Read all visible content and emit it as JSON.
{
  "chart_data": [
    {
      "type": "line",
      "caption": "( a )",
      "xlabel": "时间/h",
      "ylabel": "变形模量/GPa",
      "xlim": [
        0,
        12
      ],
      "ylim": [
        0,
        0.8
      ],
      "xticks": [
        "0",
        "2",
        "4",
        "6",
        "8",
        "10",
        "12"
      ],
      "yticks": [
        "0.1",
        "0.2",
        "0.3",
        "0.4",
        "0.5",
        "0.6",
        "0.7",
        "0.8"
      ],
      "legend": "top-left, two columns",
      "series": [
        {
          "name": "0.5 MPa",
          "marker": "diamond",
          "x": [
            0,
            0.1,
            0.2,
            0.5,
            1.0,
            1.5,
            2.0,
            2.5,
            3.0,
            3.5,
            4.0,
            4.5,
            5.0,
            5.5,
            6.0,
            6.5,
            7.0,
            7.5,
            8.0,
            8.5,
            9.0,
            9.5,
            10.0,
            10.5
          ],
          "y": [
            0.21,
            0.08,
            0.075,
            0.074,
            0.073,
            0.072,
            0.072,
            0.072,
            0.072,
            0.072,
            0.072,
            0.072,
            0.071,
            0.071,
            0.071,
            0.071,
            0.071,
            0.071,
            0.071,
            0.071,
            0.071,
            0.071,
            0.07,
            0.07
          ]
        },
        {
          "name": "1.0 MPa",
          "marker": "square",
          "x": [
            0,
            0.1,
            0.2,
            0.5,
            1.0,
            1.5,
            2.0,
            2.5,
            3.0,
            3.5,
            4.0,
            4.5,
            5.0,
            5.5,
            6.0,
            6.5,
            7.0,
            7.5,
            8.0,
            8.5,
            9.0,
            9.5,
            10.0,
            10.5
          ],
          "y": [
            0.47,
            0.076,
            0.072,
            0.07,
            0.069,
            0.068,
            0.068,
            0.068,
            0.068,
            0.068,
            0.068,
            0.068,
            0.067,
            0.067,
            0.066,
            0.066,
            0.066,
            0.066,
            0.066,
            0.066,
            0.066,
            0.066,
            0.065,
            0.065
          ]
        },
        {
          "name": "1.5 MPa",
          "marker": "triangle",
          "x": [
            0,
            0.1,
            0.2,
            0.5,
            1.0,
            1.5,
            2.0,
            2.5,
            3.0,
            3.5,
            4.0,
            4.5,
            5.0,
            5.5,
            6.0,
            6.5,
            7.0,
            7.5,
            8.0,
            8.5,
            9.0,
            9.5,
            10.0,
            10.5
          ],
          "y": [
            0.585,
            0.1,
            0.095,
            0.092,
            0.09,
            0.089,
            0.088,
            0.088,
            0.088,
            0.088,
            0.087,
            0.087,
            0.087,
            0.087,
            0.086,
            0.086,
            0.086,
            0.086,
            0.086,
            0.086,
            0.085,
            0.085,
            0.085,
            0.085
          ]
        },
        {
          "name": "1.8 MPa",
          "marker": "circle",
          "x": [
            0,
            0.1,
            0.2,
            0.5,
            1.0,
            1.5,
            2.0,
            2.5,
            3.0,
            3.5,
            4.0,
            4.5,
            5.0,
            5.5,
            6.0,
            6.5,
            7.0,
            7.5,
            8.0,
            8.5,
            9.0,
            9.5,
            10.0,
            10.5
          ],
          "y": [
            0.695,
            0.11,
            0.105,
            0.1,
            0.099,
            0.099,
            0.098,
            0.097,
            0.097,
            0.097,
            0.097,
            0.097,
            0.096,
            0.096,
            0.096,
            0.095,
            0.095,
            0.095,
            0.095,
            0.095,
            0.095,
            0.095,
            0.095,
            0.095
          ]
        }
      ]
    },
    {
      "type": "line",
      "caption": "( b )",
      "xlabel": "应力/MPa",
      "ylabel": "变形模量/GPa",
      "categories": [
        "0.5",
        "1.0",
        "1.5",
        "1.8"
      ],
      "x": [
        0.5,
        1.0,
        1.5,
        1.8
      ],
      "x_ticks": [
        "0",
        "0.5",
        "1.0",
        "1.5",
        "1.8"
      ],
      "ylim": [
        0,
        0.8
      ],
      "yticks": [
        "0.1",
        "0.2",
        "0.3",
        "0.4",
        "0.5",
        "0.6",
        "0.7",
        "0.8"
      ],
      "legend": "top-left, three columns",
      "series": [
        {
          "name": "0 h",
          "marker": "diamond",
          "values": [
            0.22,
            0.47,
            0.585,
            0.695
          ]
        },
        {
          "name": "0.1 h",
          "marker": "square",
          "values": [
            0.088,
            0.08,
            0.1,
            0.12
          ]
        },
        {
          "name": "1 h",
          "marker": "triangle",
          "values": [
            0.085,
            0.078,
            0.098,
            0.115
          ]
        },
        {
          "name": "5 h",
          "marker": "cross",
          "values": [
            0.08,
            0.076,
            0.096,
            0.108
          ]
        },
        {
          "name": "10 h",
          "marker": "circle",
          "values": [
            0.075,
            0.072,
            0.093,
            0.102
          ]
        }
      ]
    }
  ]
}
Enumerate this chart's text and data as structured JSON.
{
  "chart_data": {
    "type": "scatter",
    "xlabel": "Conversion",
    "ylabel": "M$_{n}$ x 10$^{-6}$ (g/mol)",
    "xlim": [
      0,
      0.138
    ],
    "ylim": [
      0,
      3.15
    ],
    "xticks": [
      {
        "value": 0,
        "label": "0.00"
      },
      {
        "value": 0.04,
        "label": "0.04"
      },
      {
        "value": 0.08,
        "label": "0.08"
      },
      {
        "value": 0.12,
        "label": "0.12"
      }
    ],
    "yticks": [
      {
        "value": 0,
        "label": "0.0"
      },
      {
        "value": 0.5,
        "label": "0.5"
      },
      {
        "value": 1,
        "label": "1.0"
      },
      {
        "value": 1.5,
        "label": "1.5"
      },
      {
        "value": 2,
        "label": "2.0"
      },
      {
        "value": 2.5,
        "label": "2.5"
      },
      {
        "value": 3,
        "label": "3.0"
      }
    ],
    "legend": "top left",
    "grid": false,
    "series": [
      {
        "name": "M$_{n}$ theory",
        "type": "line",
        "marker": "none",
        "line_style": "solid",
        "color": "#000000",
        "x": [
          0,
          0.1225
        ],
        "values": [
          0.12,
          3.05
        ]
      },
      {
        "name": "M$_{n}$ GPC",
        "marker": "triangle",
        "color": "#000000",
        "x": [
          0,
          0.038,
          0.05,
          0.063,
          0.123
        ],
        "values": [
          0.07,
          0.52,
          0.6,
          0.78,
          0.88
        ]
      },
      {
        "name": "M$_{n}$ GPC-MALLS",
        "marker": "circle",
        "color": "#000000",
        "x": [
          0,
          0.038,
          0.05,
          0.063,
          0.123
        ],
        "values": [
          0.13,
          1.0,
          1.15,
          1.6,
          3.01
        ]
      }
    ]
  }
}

= = = = = = =

Nothing but the lines from the one with "Enumerate this chart's" through the end of the data above should be repeated, each exactly as it stands.

Enumerate this chart's text and data as structured JSON.
{
  "chart_data": {
    "type": "scatter",
    "xlabel": "Conversion",
    "ylabel": "M$_{n}$ x 10$^{-6}$ (g/mol)",
    "xlim": [
      0,
      0.138
    ],
    "ylim": [
      0,
      3.15
    ],
    "xticks": [
      {
        "value": 0,
        "label": "0.00"
      },
      {
        "value": 0.04,
        "label": "0.04"
      },
      {
        "value": 0.08,
        "label": "0.08"
      },
      {
        "value": 0.12,
        "label": "0.12"
      }
    ],
    "yticks": [
      {
        "value": 0,
        "label": "0.0"
      },
      {
        "value": 0.5,
        "label": "0.5"
      },
      {
        "value": 1,
        "label": "1.0"
      },
      {
        "value": 1.5,
        "label": "1.5"
      },
      {
        "value": 2,
        "label": "2.0"
      },
      {
        "value": 2.5,
        "label": "2.5"
      },
      {
        "value": 3,
        "label": "3.0"
      }
    ],
    "legend": "top left",
    "grid": false,
    "series": [
      {
        "name": "M$_{n}$ theory",
        "type": "line",
        "marker": "none",
        "line_style": "solid",
        "color": "#000000",
        "x": [
          0,
          0.1225
        ],
        "values": [
          0.12,
          3.05
        ]
      },
      {
        "name": "M$_{n}$ GPC",
        "marker": "triangle",
        "color": "#000000",
        "x": [
          0,
          0.038,
          0.05,
          0.063,
          0.123
        ],
        "values": [
          0.07,
          0.52,
          0.6,
          0.78,
          0.88
        ]
      },
      {
        "name": "M$_{n}$ GPC-MALLS",
        "marker": "circle",
        "color": "#000000",
        "x": [
          0,
          0.038,
          0.05,
          0.063,
          0.123
        ],
        "values": [
          0.13,
          1.0,
          1.15,
          1.6,
          3.01
        ]
      }
    ]
  }
}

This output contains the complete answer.